• **TASK PROMPT**:
Leaving out the pictures, retype all the material exactly.

────────

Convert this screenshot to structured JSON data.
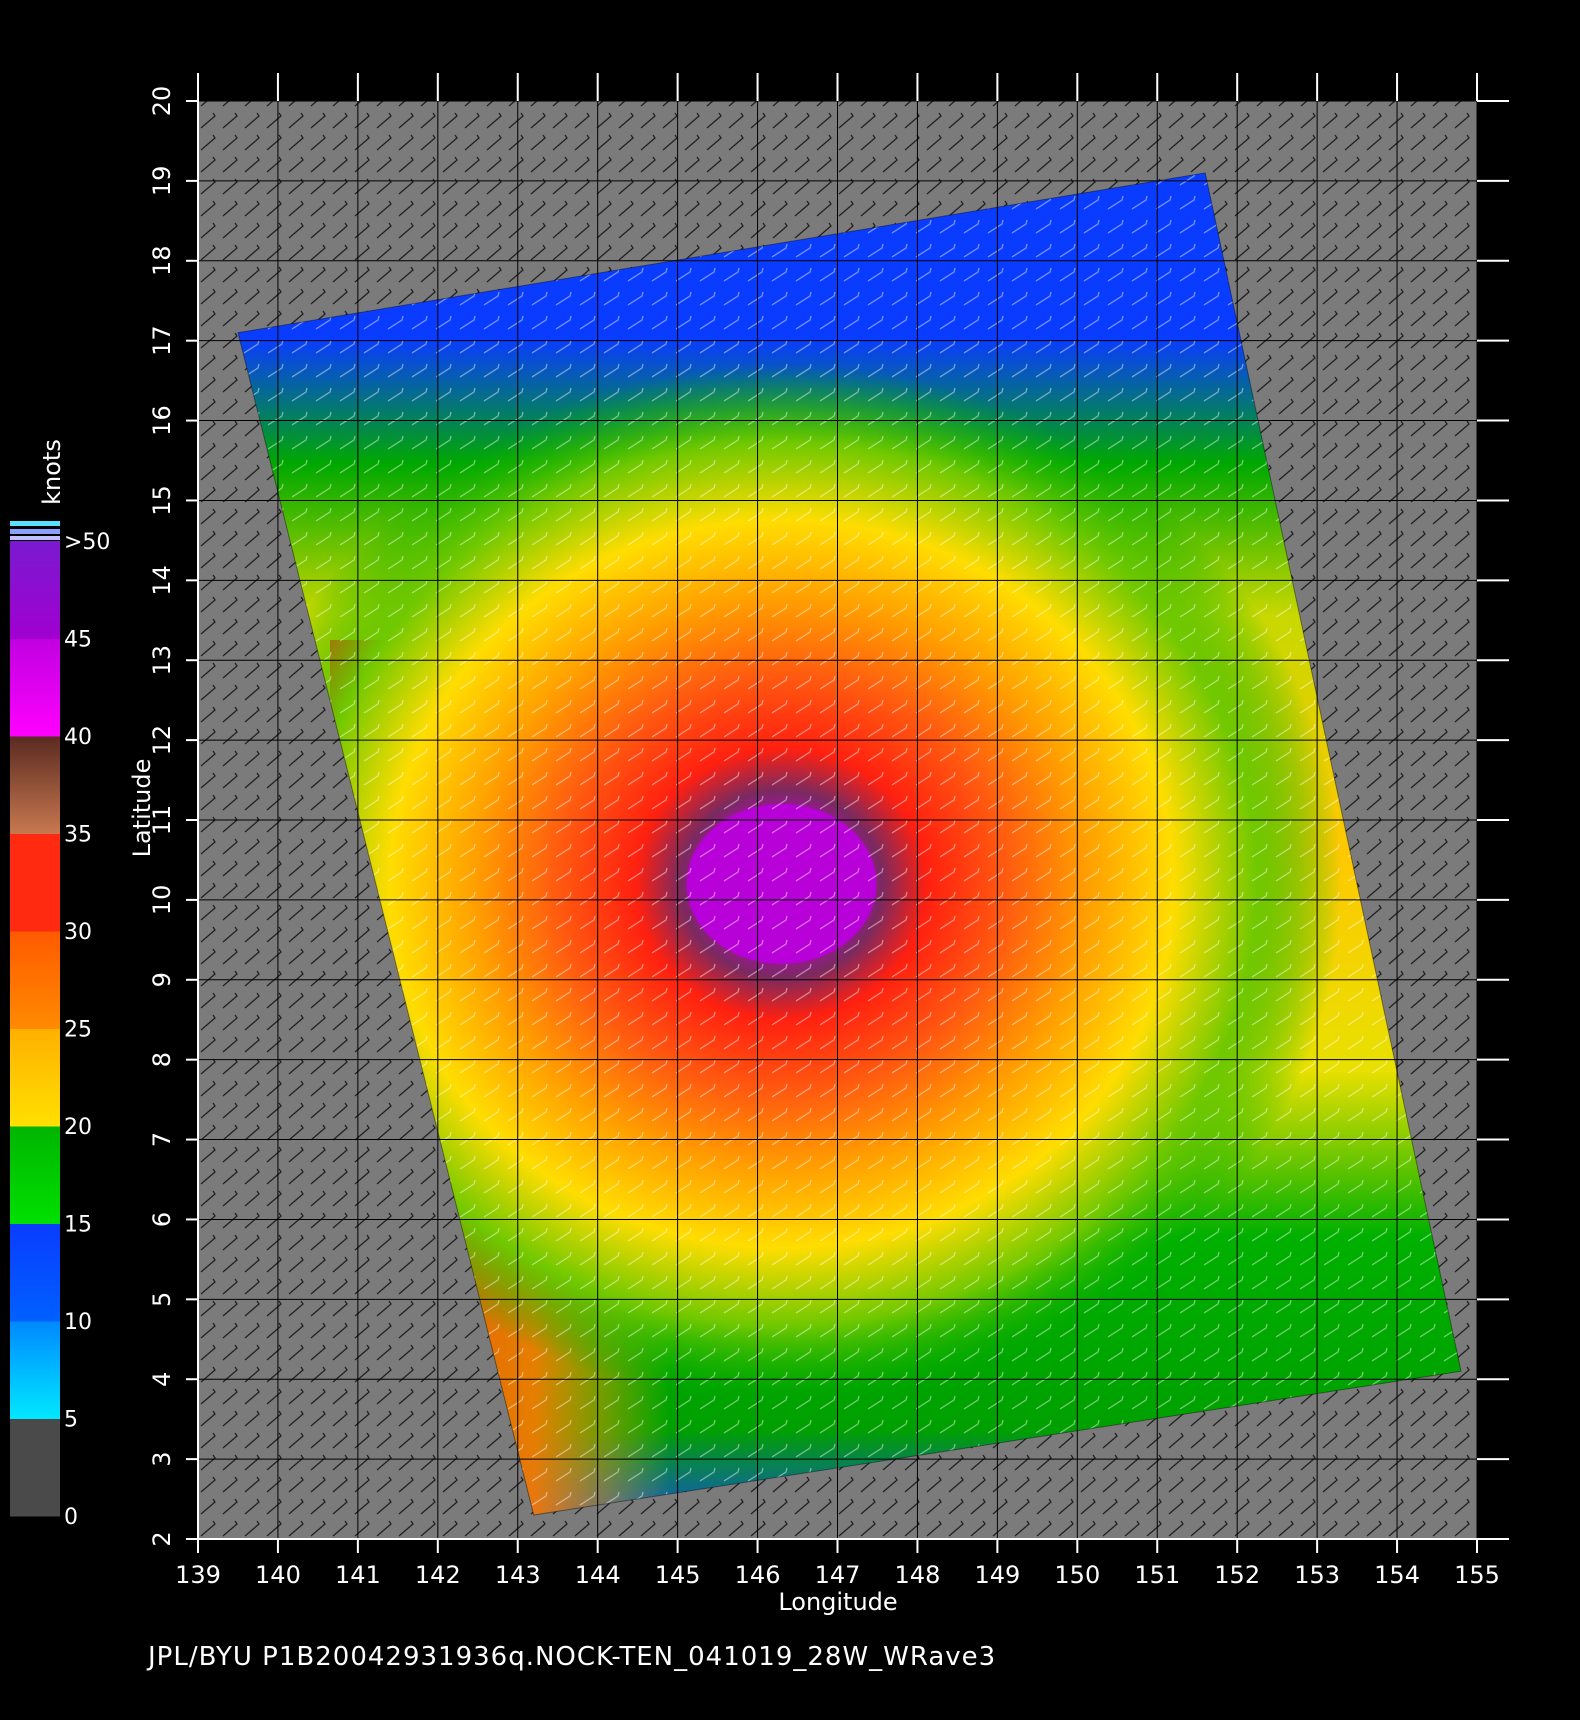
{
  "colorbar": {
    "unit": "knots",
    "levels": [
      "0",
      "5",
      "10",
      "15",
      "20",
      "25",
      "30",
      "35",
      "40",
      "45",
      ">50"
    ],
    "colors": {
      "calm": "#4a4a4a",
      "low": "#00e8ff",
      "blue": "#0a3cff",
      "green": "#00b400",
      "yellow": "#ffe000",
      "orange": "#ff8a00",
      "red": "#ff2a10",
      "brown": "#5a2a20",
      "magenta": "#ff00ff",
      "purple": "#7a1ad0"
    }
  },
  "axes": {
    "xlabel": "Longitude",
    "ylabel": "Latitude",
    "xticks": [
      "139",
      "140",
      "141",
      "142",
      "143",
      "144",
      "145",
      "146",
      "147",
      "148",
      "149",
      "150",
      "151",
      "152",
      "153",
      "154",
      "155"
    ],
    "yticks": [
      "2",
      "3",
      "4",
      "5",
      "6",
      "7",
      "8",
      "9",
      "10",
      "11",
      "12",
      "13",
      "14",
      "15",
      "16",
      "17",
      "18",
      "19",
      "20"
    ],
    "lon_range": [
      139,
      155
    ],
    "lat_range": [
      2,
      20
    ]
  },
  "storm_center": {
    "lon": 146.3,
    "lat": 10.2
  },
  "swath_corners": [
    {
      "lon": 139.5,
      "lat": 17.1
    },
    {
      "lon": 151.6,
      "lat": 19.1
    },
    {
      "lon": 154.8,
      "lat": 4.1
    },
    {
      "lon": 143.2,
      "lat": 2.3
    }
  ],
  "footer": "JPL/BYU  P1B20042931936q.NOCK-TEN_041019_28W_WRave3"
}
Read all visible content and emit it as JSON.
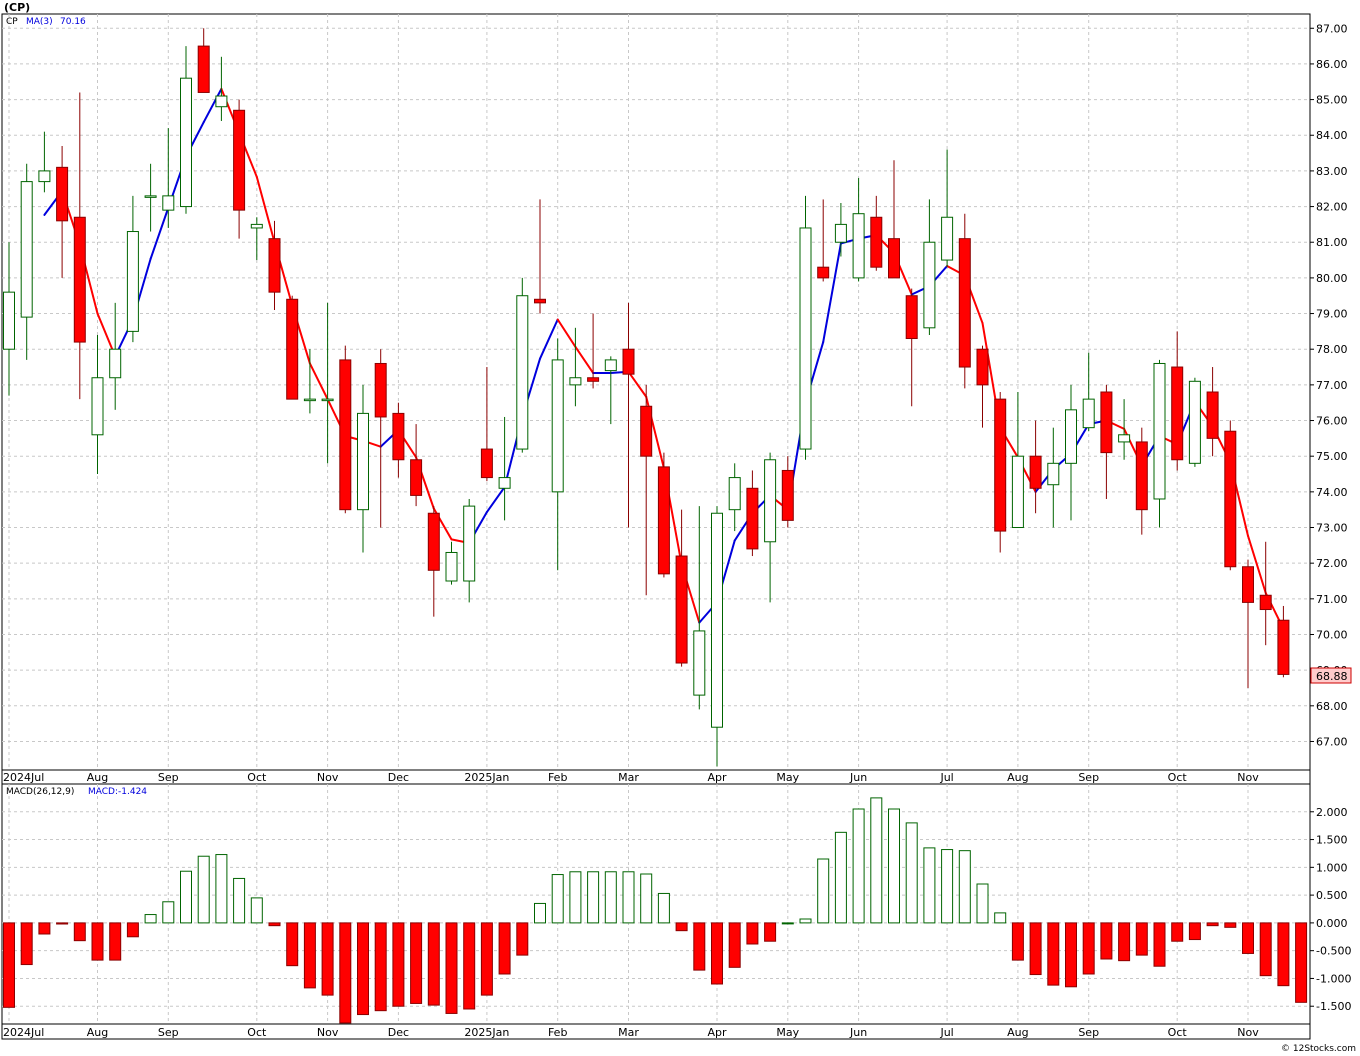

────────

• **TASK OUTPUT**:
Convert this screenshot to structured JSON data.
{
  "colorbar": {
    "unit": "knots",
    "levels": [
      "0",
      "5",
      "10",
      "15",
      "20",
      "25",
      "30",
      "35",
      "40",
      "45",
      ">50"
    ],
    "colors": {
      "calm": "#4a4a4a",
      "low": "#00e8ff",
      "blue": "#0a3cff",
      "green": "#00b400",
      "yellow": "#ffe000",
      "orange": "#ff8a00",
      "red": "#ff2a10",
      "brown": "#5a2a20",
      "magenta": "#ff00ff",
      "purple": "#7a1ad0"
    }
  },
  "axes": {
    "xlabel": "Longitude",
    "ylabel": "Latitude",
    "xticks": [
      "139",
      "140",
      "141",
      "142",
      "143",
      "144",
      "145",
      "146",
      "147",
      "148",
      "149",
      "150",
      "151",
      "152",
      "153",
      "154",
      "155"
    ],
    "yticks": [
      "2",
      "3",
      "4",
      "5",
      "6",
      "7",
      "8",
      "9",
      "10",
      "11",
      "12",
      "13",
      "14",
      "15",
      "16",
      "17",
      "18",
      "19",
      "20"
    ],
    "lon_range": [
      139,
      155
    ],
    "lat_range": [
      2,
      20
    ]
  },
  "storm_center": {
    "lon": 146.3,
    "lat": 10.2
  },
  "swath_corners": [
    {
      "lon": 139.5,
      "lat": 17.1
    },
    {
      "lon": 151.6,
      "lat": 19.1
    },
    {
      "lon": 154.8,
      "lat": 4.1
    },
    {
      "lon": 143.2,
      "lat": 2.3
    }
  ],
  "footer": "JPL/BYU  P1B20042931936q.NOCK-TEN_041019_28W_WRave3"
}
Read all visible content and emit it as JSON.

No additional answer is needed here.